▸ **Exercise goal**
Find the word "subtitle" in the listing; pull out each line holding it.

▸ **Data extract**
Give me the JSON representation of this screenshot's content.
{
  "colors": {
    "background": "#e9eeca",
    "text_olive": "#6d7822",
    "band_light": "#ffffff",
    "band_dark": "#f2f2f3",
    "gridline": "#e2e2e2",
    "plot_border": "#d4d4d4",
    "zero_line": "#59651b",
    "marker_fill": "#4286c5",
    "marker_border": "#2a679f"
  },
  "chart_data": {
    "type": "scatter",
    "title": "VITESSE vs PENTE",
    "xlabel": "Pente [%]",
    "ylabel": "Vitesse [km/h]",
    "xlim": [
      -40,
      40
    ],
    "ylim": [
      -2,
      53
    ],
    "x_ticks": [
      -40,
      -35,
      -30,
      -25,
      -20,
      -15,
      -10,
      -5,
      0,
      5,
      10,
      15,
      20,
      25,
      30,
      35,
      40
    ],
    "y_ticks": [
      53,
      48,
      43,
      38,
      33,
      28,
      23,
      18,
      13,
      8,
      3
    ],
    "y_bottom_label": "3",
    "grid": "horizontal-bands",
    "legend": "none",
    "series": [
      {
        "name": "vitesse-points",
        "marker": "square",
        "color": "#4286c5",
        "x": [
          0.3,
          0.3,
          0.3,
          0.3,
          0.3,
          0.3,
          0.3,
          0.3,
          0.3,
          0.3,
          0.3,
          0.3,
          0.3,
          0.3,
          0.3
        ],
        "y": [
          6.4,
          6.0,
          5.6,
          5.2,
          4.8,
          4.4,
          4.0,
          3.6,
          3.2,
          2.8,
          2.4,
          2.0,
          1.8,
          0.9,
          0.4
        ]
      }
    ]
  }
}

==

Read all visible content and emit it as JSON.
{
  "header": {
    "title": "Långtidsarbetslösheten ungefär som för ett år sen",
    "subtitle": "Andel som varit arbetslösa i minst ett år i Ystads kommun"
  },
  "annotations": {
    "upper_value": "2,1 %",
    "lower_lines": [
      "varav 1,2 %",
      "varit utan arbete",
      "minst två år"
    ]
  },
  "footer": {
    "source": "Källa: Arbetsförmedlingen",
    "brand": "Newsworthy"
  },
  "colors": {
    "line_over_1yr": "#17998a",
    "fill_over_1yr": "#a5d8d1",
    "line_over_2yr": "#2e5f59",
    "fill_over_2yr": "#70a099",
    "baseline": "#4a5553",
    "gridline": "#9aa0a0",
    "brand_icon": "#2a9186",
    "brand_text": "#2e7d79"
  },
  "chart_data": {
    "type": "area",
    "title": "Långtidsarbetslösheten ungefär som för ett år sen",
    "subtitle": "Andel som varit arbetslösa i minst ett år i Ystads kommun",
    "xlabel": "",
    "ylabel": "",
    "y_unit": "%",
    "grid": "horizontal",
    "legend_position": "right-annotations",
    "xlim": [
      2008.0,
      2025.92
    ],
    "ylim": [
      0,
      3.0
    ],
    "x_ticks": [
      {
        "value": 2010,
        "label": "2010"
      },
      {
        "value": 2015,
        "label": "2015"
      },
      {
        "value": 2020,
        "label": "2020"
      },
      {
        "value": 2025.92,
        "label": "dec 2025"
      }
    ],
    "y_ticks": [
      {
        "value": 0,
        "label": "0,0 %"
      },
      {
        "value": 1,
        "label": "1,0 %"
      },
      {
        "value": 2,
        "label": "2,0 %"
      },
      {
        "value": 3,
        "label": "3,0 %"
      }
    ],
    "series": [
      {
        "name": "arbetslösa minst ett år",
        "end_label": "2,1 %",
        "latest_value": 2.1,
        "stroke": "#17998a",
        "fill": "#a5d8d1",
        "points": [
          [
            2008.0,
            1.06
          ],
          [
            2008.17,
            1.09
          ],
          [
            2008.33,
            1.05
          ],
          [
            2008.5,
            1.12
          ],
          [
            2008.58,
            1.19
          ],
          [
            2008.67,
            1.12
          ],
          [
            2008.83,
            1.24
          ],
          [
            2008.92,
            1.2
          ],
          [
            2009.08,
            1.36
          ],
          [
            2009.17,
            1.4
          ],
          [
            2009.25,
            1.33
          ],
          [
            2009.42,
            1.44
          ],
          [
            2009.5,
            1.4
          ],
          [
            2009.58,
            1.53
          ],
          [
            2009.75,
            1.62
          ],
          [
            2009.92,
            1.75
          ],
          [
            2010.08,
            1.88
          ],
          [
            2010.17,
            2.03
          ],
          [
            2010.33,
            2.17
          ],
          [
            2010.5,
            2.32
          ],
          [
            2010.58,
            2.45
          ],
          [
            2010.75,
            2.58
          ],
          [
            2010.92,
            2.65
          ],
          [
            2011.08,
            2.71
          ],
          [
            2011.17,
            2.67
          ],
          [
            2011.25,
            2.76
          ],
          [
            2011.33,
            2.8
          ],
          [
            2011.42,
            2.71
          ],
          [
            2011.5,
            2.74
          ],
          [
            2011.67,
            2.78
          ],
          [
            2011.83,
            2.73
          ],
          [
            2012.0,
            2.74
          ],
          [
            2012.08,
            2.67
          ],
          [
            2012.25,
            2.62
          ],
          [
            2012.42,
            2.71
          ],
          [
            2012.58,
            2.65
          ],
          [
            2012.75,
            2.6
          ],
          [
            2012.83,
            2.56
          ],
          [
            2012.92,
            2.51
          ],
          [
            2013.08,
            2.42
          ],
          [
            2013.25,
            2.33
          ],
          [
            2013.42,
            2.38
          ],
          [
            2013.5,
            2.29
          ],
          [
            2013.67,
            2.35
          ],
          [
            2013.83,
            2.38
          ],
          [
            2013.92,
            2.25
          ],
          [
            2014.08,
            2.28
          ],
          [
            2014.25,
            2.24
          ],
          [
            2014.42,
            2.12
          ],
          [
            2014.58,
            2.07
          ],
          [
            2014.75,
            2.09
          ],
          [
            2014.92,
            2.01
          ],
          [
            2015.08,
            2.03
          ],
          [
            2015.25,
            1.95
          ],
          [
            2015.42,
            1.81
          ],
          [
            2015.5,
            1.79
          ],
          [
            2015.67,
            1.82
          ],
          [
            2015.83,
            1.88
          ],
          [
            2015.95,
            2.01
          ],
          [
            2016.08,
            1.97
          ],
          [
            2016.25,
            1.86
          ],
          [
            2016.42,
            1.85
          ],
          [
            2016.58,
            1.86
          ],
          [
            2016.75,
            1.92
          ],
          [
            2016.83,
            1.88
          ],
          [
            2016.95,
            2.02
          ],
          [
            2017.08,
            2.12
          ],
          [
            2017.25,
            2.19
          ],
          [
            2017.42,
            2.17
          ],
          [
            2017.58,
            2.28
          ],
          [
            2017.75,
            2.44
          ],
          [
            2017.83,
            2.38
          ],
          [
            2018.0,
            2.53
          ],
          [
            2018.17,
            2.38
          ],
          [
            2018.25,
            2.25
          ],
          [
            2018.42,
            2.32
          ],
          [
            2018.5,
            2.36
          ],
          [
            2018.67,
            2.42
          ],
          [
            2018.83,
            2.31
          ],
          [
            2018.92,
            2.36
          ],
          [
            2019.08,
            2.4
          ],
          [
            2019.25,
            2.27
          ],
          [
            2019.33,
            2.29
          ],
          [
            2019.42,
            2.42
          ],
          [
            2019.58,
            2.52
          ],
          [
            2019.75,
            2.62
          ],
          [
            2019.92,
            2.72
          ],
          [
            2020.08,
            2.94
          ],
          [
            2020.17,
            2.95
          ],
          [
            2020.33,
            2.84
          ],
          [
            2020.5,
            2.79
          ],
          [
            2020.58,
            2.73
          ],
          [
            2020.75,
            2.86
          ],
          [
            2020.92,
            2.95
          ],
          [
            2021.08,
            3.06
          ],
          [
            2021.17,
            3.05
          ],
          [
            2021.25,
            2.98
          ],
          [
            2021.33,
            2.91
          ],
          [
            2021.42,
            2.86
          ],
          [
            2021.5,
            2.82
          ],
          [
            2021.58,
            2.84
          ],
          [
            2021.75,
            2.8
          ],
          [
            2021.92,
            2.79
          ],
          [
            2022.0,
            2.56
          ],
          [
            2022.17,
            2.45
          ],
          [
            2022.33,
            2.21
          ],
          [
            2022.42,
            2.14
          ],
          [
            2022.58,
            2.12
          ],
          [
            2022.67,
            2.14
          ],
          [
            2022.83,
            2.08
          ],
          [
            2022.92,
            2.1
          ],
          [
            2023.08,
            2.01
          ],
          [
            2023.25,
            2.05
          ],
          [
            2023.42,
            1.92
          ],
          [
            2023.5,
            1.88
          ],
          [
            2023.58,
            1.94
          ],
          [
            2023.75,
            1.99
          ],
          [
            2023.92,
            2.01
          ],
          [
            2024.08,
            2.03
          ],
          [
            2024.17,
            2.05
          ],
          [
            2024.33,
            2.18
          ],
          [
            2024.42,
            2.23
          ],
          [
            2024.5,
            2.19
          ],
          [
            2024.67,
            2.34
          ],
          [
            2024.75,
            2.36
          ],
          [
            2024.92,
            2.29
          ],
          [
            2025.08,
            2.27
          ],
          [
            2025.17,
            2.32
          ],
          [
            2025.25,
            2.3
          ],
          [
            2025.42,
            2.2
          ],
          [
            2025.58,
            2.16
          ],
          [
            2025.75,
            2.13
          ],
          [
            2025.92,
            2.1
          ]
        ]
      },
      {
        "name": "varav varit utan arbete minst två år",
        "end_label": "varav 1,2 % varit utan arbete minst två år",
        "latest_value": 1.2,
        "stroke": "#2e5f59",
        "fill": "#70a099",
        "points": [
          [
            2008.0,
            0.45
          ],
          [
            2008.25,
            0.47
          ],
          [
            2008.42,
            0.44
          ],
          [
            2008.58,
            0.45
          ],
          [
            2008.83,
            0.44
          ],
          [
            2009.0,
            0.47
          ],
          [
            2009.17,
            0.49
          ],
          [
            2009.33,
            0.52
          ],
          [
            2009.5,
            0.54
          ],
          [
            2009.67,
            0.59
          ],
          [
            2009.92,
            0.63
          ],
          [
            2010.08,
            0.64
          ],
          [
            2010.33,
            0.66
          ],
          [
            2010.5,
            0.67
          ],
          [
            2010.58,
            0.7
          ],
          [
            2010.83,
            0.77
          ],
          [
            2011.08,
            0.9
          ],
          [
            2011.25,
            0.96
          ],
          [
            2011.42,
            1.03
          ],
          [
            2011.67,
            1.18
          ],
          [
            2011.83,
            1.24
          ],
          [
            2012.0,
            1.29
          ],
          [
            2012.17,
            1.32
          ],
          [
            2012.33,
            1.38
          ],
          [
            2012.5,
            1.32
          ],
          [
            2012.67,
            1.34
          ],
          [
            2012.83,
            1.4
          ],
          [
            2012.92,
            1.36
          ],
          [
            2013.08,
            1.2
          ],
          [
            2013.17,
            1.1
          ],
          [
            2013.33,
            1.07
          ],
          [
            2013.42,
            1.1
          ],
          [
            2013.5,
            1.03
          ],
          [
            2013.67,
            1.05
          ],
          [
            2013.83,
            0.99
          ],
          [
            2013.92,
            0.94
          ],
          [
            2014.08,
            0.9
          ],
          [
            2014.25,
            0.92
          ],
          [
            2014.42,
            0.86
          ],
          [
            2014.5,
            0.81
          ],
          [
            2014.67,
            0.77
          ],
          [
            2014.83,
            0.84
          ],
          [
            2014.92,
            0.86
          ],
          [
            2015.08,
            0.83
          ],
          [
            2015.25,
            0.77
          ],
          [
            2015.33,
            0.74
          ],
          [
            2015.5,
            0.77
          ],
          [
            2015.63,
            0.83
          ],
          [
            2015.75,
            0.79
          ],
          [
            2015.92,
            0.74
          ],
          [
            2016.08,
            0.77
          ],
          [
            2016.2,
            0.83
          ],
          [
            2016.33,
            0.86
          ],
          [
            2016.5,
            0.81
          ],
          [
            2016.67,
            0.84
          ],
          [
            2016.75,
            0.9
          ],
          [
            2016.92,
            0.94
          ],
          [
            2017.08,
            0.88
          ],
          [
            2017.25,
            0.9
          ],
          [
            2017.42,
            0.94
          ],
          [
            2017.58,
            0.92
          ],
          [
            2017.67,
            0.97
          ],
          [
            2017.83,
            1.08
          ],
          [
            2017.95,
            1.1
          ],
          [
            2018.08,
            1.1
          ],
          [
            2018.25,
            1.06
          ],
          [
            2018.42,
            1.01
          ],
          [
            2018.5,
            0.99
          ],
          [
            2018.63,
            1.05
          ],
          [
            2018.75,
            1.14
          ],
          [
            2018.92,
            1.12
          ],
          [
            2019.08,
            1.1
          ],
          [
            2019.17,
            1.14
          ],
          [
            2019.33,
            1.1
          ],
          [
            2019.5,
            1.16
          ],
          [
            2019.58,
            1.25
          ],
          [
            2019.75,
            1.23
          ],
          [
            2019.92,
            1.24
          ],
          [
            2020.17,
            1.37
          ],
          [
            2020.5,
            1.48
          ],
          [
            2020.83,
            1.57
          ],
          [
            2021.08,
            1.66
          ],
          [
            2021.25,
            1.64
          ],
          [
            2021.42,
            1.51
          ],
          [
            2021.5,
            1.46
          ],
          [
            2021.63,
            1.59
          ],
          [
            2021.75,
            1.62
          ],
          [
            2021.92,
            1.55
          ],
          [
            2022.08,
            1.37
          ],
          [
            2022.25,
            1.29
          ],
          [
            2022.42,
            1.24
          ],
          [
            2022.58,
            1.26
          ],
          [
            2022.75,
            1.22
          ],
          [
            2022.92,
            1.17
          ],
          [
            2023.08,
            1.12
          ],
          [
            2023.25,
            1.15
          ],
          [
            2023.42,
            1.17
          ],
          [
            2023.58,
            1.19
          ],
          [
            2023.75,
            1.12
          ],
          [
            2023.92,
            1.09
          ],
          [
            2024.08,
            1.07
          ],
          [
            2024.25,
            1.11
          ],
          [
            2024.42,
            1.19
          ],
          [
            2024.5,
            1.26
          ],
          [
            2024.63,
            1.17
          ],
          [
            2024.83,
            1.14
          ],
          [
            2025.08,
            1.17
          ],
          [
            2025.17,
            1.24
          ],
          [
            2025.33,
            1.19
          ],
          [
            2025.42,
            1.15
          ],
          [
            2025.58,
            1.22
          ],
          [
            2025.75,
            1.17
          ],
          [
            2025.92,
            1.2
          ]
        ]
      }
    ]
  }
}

▸ **Written solution**
    "subtitle": "Andel som varit arbetslösa i minst ett år i Ystads kommun"
    "subtitle": "Andel som varit arbetslösa i minst ett år i Ystads kommun",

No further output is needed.